**Task statement:** Quote, word for word, every line starting at the line that contains "Output the text content of this document." and ending with the last line of the records; include both of these lines and no others.

Stored records
- - - -

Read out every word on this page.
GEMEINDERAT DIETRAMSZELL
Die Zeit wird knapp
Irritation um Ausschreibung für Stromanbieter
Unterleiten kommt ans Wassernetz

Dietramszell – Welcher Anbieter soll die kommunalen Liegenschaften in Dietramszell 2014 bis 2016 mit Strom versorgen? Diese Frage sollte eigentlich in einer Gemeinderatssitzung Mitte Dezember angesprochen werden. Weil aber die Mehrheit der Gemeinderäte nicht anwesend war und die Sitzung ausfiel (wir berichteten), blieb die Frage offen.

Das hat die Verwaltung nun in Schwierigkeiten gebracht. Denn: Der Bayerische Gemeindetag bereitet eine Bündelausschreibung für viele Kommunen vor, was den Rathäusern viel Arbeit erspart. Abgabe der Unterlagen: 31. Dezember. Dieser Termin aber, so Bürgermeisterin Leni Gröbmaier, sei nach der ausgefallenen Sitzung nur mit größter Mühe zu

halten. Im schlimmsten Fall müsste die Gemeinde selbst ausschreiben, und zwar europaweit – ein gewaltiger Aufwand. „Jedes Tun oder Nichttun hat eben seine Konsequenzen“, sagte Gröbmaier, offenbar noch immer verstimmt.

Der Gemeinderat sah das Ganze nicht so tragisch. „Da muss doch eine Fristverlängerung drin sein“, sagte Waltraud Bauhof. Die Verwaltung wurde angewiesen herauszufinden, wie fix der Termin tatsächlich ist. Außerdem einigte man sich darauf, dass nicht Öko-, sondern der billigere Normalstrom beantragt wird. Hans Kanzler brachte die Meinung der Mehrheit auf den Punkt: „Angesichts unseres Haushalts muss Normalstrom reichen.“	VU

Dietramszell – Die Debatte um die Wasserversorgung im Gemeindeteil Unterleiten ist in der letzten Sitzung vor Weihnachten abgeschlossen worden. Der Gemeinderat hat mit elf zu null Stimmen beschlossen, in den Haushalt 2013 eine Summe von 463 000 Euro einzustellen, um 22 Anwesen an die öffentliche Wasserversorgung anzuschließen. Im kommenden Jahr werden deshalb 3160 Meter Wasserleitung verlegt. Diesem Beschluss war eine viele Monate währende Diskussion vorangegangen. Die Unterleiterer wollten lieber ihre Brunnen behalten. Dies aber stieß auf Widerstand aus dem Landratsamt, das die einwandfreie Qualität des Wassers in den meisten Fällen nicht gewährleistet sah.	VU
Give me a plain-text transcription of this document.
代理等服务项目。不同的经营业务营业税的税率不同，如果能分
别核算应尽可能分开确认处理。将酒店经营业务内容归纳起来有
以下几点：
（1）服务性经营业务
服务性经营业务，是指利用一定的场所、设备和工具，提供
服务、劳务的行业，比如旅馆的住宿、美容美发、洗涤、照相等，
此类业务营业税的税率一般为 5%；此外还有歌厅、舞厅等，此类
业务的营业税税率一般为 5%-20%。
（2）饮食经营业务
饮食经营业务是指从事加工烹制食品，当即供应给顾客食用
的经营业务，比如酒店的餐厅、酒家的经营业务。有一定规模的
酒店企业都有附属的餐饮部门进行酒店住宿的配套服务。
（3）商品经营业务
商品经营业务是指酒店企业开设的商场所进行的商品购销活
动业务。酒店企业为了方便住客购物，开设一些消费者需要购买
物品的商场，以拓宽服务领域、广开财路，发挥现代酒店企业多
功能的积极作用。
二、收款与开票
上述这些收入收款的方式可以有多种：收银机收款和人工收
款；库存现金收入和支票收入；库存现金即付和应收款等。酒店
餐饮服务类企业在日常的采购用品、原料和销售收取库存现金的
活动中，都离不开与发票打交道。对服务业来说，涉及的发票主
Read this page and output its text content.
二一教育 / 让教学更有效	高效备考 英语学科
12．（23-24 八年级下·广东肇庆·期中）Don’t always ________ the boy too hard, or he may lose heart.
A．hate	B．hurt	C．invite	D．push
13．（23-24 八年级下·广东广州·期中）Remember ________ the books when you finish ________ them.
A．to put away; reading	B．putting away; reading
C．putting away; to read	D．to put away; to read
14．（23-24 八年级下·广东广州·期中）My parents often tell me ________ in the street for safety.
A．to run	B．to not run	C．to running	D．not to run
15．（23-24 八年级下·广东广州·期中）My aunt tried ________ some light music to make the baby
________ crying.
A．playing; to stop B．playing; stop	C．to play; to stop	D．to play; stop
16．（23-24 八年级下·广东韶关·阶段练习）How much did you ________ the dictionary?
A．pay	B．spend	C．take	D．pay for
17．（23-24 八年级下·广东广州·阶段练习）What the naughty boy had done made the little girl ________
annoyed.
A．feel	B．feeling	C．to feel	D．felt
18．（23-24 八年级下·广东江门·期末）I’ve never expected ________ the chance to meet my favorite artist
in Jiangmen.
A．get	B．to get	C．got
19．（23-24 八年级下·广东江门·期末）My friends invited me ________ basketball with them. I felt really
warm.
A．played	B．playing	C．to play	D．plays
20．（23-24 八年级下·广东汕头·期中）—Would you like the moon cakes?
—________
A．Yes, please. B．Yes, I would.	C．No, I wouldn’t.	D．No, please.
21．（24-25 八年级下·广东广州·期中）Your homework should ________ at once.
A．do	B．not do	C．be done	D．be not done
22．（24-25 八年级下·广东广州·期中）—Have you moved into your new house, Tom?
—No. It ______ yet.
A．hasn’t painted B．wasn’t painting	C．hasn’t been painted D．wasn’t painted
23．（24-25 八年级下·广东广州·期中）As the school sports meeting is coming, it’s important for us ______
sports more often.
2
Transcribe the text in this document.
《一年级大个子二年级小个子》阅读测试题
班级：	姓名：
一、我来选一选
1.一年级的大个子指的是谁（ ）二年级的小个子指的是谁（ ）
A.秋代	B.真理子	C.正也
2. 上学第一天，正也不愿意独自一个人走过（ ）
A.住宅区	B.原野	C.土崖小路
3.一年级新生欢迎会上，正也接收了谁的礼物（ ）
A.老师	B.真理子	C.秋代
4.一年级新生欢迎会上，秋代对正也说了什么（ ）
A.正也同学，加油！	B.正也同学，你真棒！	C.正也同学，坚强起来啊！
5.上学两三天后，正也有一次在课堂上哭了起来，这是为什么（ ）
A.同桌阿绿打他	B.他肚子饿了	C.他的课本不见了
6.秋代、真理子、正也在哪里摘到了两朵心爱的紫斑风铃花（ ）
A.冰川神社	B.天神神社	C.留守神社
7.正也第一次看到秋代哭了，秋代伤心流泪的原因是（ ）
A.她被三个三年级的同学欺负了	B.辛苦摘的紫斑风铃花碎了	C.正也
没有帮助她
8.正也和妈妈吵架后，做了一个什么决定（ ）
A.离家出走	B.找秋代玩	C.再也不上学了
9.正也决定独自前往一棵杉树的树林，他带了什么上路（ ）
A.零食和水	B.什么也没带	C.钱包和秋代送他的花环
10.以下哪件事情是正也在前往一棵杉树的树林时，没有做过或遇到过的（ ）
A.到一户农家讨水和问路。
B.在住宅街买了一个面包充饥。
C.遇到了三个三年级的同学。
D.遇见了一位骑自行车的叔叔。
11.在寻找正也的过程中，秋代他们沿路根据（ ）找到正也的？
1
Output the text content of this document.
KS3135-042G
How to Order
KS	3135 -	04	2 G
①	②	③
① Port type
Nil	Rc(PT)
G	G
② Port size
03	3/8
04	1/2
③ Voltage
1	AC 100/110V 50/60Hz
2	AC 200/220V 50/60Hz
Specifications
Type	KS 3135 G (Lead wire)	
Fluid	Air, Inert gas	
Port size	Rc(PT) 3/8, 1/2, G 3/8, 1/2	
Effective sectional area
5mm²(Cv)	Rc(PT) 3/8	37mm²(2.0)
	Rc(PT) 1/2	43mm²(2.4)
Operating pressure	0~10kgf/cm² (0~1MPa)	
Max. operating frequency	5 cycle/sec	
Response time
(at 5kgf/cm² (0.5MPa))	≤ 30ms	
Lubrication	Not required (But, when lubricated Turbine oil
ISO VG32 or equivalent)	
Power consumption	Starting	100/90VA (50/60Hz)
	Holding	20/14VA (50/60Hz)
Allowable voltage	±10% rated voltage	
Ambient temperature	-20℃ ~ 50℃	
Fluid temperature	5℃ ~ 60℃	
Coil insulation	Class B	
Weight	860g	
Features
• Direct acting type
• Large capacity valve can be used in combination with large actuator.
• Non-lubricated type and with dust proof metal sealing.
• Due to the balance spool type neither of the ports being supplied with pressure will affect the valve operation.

- - - -

**Correct result:**
Output the text content of this document.
KS3135-042G
How to Order
KS	3135 -	04	2 G
①	②	③
① Port type
Nil	Rc(PT)
G	G
② Port size
03	3/8
04	1/2
③ Voltage
1	AC 100/110V 50/60Hz
2	AC 200/220V 50/60Hz
Specifications
Type	KS 3135 G (Lead wire)	
Fluid	Air, Inert gas	
Port size	Rc(PT) 3/8, 1/2, G 3/8, 1/2	
Effective sectional area
5mm²(Cv)	Rc(PT) 3/8	37mm²(2.0)
	Rc(PT) 1/2	43mm²(2.4)
Operating pressure	0~10kgf/cm² (0~1MPa)	
Max. operating frequency	5 cycle/sec	
Response time
(at 5kgf/cm² (0.5MPa))	≤ 30ms	
Lubrication	Not required (But, when lubricated Turbine oil
ISO VG32 or equivalent)	
Power consumption	Starting	100/90VA (50/60Hz)
	Holding	20/14VA (50/60Hz)
Allowable voltage	±10% rated voltage	
Ambient temperature	-20℃ ~ 50℃	
Fluid temperature	5℃ ~ 60℃	
Coil insulation	Class B	
Weight	860g	
Features
• Direct acting type
• Large capacity valve can be used in combination with large actuator.
• Non-lubricated type and with dust proof metal sealing.
• Due to the balance spool type neither of the ports being supplied with pressure will affect the valve operation.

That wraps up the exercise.